▶ Goal
Can you print the data exactly and leave out each image?

▶ Extracted information
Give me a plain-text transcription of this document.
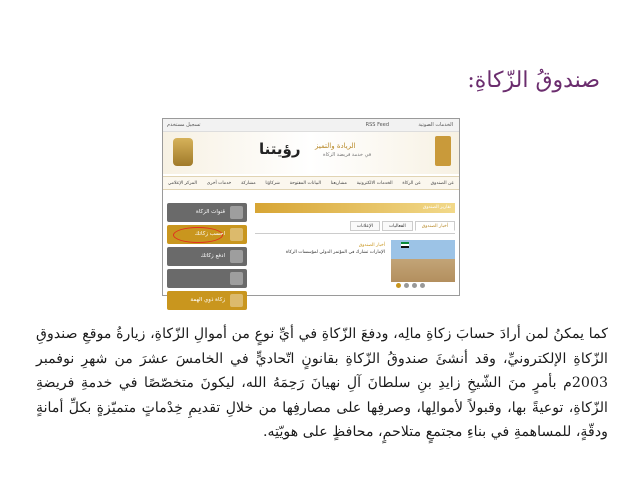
صندوقُ الزّكاةِ:
تسجيل مستخدم	RSS Feed	الخدمات الصوتية
رؤيتنا الريادة والتميز
في خدمة فريضة الزكاة
عن الصندوق
عن الزكاة
الخدمات الالكترونية
مشاريعنا
البيانات المفتوحة
شركاؤنا
مشاركة
خدمات أخرى
المركز الإعلامي
قنوات الزكاة
احسب زكاتك
ادفع زكاتك
زكاة ذوي الهمة
تقارير الصندوق
أخبار الصندوق
الفعاليات
الإعلانات
أخبار الصندوق
الإمارات تشارك في المؤتمر الدولي لمؤسسات الزكاة

كما يمكنُ لمن أرادَ حسابَ زكاةِ مالِه، ودفعَ الزّكاةِ في أيِّ نوعٍ من أموالِ الزّكاةِ، زيارةُ موقعِ صندوقِ الزّكاةِ الإلكترونيِّ، وقد أنشئَ صندوقُ الزّكاةِ بقانونٍ اتّحاديٍّ في الخامسَ عشرَ من شهرِ نوفمبر 2003م بأمرٍ منَ الشّيخِ زايدِ بنِ سلطانَ آلِ نهيانَ رَحِمَهُ الله، ليكونَ متخصّصًا في خدمةِ فريضةِ الزّكاةِ، توعيةً بها، وقبولاً لأموالِها، وصرفِها على مصارفِها من خلالِ تقديمِ خِدْماتٍ متميّزةٍ بكلِّ أمانةٍ ودقّةٍ، للمساهمةِ في بناءِ مجتمعٍ متلاحمٍ، محافظٍ على هويّتِه.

▶ Answer to the problem
Give me a plain-text transcription of this document.
صندوقُ الزّكاةِ:
تسجيل مستخدم	RSS Feed	الخدمات الصوتية
رؤيتنا الريادة والتميز
في خدمة فريضة الزكاة
عن الصندوق
عن الزكاة
الخدمات الالكترونية
مشاريعنا
البيانات المفتوحة
شركاؤنا
مشاركة
خدمات أخرى
المركز الإعلامي
قنوات الزكاة
احسب زكاتك
ادفع زكاتك
زكاة ذوي الهمة
تقارير الصندوق
أخبار الصندوق
الفعاليات
الإعلانات
أخبار الصندوق
الإمارات تشارك في المؤتمر الدولي لمؤسسات الزكاة

كما يمكنُ لمن أرادَ حسابَ زكاةِ مالِه، ودفعَ الزّكاةِ في أيِّ نوعٍ من أموالِ الزّكاةِ، زيارةُ موقعِ صندوقِ الزّكاةِ الإلكترونيِّ، وقد أنشئَ صندوقُ الزّكاةِ بقانونٍ اتّحاديٍّ في الخامسَ عشرَ من شهرِ نوفمبر 2003م بأمرٍ منَ الشّيخِ زايدِ بنِ سلطانَ آلِ نهيانَ رَحِمَهُ الله، ليكونَ متخصّصًا في خدمةِ فريضةِ الزّكاةِ، توعيةً بها، وقبولاً لأموالِها، وصرفِها على مصارفِها من خلالِ تقديمِ خِدْماتٍ متميّزةٍ بكلِّ أمانةٍ ودقّةٍ، للمساهمةِ في بناءِ مجتمعٍ متلاحمٍ، محافظٍ على هويّتِه.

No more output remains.